▶ _GIVEN TASK_
Using the data below, copy every line that contains the word "JSON".

[Excerpts from a figure dataset]
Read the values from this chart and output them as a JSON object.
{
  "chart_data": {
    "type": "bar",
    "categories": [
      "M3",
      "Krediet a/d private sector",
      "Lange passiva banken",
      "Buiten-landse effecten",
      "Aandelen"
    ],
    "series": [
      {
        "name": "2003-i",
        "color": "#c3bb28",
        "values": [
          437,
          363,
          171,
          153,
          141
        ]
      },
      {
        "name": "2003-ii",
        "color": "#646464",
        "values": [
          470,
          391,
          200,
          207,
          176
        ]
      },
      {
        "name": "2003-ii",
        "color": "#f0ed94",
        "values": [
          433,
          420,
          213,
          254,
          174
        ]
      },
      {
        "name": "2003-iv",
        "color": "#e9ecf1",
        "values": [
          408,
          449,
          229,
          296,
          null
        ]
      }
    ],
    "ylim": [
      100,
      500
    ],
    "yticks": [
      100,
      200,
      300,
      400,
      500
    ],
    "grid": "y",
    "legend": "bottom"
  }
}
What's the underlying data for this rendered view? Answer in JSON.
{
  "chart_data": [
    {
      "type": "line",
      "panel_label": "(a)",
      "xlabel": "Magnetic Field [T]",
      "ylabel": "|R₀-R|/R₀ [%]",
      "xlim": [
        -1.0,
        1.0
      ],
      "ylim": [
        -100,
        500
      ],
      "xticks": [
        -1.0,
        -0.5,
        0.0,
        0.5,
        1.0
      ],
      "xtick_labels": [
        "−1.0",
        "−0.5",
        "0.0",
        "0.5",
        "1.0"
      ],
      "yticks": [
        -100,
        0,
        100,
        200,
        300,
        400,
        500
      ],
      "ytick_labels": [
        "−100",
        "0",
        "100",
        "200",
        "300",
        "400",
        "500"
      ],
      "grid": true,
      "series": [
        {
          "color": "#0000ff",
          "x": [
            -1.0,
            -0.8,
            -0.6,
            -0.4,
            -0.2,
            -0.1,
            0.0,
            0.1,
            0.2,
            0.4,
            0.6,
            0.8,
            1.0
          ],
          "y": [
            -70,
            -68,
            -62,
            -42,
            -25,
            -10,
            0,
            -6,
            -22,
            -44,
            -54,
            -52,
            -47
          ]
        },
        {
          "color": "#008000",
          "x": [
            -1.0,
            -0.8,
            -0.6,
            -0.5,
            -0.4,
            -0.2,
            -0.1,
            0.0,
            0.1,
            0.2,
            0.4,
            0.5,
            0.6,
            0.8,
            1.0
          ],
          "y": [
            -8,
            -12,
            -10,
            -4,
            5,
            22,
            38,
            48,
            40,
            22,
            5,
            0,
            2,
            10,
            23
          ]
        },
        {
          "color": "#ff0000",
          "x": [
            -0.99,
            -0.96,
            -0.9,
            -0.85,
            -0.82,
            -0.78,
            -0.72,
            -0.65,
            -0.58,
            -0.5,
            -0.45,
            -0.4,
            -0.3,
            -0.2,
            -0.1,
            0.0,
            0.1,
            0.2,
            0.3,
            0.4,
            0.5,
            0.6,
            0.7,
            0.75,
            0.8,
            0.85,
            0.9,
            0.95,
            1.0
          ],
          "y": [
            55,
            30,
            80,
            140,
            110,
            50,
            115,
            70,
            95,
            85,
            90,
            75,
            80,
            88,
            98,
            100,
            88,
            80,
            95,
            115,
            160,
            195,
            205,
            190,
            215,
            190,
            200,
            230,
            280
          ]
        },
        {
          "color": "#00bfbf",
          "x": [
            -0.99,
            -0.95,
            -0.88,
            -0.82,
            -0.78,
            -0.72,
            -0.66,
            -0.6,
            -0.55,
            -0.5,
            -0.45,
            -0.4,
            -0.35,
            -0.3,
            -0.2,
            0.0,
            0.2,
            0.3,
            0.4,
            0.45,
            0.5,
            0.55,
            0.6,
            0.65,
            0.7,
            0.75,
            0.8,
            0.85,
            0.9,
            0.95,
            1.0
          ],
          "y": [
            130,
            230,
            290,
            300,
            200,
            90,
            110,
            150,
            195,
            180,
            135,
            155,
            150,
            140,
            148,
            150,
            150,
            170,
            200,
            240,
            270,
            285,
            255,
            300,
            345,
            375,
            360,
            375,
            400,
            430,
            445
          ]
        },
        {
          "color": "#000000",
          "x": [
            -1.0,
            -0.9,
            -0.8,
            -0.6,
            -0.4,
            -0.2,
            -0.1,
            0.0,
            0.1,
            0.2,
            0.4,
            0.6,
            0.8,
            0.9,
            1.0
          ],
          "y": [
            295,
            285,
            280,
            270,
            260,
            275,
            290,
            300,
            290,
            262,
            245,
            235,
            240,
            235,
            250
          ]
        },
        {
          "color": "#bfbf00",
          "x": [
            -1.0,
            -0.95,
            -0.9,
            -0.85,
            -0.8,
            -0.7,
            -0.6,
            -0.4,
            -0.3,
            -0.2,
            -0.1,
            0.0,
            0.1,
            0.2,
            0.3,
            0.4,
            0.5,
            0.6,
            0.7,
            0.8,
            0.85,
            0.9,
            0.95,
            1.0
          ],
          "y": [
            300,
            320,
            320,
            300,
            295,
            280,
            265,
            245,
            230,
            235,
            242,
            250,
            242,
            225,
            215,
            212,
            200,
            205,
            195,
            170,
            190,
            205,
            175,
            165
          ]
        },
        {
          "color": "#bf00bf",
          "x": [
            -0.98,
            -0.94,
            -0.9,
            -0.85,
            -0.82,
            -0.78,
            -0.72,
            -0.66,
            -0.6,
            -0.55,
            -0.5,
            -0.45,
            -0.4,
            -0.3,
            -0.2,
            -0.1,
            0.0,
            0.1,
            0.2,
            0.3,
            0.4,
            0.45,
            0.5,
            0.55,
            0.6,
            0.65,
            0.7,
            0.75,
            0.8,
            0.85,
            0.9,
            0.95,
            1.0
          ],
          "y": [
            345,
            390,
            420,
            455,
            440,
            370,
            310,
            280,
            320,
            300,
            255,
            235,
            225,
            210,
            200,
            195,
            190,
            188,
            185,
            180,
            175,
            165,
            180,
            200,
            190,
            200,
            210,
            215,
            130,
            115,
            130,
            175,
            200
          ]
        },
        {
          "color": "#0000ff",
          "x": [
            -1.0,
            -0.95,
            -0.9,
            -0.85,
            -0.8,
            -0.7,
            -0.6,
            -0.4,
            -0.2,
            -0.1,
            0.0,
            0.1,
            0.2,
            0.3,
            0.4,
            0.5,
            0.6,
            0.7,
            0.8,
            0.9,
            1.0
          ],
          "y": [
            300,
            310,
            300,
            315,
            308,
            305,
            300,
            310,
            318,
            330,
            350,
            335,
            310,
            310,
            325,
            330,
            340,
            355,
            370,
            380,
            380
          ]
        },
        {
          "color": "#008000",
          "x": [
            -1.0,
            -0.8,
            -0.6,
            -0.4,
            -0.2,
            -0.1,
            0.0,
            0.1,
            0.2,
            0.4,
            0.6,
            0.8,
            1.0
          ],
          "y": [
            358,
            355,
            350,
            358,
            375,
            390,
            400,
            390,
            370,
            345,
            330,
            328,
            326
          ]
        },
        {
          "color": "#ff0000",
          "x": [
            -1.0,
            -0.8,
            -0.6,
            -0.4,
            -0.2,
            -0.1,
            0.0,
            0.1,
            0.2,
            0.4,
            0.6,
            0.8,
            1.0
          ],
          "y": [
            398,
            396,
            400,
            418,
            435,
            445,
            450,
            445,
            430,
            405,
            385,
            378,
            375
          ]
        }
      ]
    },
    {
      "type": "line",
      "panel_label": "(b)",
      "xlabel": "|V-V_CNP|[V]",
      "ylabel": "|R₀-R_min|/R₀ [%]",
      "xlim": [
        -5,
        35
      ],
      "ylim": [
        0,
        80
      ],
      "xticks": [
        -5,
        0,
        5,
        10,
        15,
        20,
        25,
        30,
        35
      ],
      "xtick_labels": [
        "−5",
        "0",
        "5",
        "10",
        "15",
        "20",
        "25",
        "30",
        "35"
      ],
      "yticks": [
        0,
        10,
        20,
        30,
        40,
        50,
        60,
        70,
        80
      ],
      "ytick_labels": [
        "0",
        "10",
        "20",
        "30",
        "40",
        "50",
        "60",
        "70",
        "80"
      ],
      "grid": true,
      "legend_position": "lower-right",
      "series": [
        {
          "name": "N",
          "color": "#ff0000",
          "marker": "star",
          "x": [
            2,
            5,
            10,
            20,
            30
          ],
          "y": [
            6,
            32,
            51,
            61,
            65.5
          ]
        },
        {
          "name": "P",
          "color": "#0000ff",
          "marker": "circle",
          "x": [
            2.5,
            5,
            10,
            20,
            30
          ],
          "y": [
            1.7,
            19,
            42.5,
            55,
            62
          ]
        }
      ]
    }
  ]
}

▶ _RESULT BELOW_
Read the values from this chart and output them as a JSON object.
What's the underlying data for this rendered view? Answer in JSON.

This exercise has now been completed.